> **Extracted text**:
┏━━

Land Bay extends from just east of Groves Island and Burnette Rock.
Holcomb Glacier flows north into the bay to the east of the island and the west of Trenholm Point.
Land Glacier flows north into the bay between Eldred Point to the west and Castillo Point to the east.
Further to the east Strauss Glacier flows into the bay to the northeast of the Ickes Mountains.

==Features==
===Groves Island===
.
An ice-covered island 5 nmi long, lying close off the coast of Marie Byrd Land between Siemiatkowski Glacier and Land Glacier.
Mapped from surveys by the United States Geological Survey (USGS) and United States Navy air photos (1959-65).
Named by the United States Advisory Committee on Antarctic Names (US-ACAN) for Benjamin F. Groves, meteorologist at Byrd Station, 1964.

===Burnette Rock===
.

┗━━

> **Records provided**:
┏━━

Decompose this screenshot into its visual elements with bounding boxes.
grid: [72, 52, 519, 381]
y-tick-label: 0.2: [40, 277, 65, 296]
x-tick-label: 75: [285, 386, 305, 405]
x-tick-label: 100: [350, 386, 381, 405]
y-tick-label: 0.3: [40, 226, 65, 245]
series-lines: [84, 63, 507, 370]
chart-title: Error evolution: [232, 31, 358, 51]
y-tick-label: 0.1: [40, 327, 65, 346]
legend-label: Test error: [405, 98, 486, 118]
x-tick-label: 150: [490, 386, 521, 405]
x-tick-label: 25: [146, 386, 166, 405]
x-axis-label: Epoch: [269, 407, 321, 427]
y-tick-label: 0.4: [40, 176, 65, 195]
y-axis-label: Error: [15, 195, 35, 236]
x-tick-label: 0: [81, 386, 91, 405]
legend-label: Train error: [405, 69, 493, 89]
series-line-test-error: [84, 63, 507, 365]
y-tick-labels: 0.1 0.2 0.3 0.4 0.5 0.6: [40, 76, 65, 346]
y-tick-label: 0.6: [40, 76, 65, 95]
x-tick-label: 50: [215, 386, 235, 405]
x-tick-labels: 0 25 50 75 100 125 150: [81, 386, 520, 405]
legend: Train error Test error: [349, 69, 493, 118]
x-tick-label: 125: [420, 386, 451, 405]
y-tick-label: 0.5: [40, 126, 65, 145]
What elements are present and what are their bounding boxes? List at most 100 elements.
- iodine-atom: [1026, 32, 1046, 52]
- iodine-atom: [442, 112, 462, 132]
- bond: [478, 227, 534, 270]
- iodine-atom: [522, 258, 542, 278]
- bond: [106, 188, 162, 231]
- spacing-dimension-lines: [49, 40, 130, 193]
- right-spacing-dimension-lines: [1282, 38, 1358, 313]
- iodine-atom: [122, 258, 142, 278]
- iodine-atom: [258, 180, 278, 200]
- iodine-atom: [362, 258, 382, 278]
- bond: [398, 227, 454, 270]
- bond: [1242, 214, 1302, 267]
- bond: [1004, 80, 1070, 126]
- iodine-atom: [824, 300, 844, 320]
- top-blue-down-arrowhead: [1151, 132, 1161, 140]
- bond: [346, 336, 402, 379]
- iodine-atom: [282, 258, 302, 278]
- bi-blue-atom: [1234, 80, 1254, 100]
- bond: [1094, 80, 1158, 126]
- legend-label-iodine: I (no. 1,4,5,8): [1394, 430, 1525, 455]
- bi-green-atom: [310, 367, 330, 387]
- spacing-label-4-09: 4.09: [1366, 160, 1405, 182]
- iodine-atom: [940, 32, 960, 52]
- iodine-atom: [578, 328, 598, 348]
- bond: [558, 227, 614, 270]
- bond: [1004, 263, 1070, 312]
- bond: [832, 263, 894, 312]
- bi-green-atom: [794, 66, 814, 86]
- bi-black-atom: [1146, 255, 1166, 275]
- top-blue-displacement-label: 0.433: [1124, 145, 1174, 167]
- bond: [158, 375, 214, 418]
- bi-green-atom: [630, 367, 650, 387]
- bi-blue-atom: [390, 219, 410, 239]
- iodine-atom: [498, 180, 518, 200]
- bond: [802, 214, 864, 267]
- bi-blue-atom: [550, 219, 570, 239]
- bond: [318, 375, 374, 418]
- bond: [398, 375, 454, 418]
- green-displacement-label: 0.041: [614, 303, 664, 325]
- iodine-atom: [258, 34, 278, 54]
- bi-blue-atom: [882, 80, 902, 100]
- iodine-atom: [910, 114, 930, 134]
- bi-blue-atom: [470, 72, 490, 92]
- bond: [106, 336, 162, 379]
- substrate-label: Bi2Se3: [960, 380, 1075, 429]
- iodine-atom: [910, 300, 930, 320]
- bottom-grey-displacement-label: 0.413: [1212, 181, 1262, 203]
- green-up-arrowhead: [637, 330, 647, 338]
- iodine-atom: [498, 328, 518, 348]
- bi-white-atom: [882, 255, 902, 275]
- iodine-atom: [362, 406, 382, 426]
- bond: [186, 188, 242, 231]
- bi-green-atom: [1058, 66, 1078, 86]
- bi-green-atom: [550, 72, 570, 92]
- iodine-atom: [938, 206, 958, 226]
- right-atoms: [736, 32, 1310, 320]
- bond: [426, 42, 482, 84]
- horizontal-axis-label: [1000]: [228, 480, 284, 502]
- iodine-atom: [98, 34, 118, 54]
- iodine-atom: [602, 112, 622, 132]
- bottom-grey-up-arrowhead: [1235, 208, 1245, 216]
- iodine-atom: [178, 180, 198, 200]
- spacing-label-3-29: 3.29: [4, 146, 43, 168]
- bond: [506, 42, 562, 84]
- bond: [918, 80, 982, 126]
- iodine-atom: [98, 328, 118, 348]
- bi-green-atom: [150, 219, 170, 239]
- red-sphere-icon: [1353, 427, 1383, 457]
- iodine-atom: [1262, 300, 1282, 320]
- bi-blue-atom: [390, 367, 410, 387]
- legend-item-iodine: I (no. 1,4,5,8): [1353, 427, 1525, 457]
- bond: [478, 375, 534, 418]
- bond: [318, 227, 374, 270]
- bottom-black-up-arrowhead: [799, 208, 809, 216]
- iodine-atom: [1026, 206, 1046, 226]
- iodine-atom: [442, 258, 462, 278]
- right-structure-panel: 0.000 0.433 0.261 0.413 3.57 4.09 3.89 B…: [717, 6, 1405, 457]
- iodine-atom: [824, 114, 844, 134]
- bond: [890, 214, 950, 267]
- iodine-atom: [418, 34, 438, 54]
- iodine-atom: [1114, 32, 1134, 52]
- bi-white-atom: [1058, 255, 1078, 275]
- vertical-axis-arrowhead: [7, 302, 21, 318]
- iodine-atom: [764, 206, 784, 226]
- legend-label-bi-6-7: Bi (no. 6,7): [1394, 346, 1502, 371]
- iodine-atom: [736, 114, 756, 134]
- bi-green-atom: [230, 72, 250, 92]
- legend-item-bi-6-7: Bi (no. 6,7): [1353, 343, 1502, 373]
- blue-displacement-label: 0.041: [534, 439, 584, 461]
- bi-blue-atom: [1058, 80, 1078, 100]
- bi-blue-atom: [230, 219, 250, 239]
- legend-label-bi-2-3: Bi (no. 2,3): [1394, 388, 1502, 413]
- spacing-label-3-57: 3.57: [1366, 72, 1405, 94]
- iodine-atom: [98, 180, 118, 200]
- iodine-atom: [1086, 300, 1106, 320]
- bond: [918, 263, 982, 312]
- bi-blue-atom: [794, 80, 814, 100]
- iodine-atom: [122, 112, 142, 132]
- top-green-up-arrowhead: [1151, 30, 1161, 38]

┗━━

> **Work item**:
Please give the name of the glacier that, according to the Land Bay text, flows north into the bay between Eldred Point and Castillo Point.

> **Reply to the task**:
Land Glacier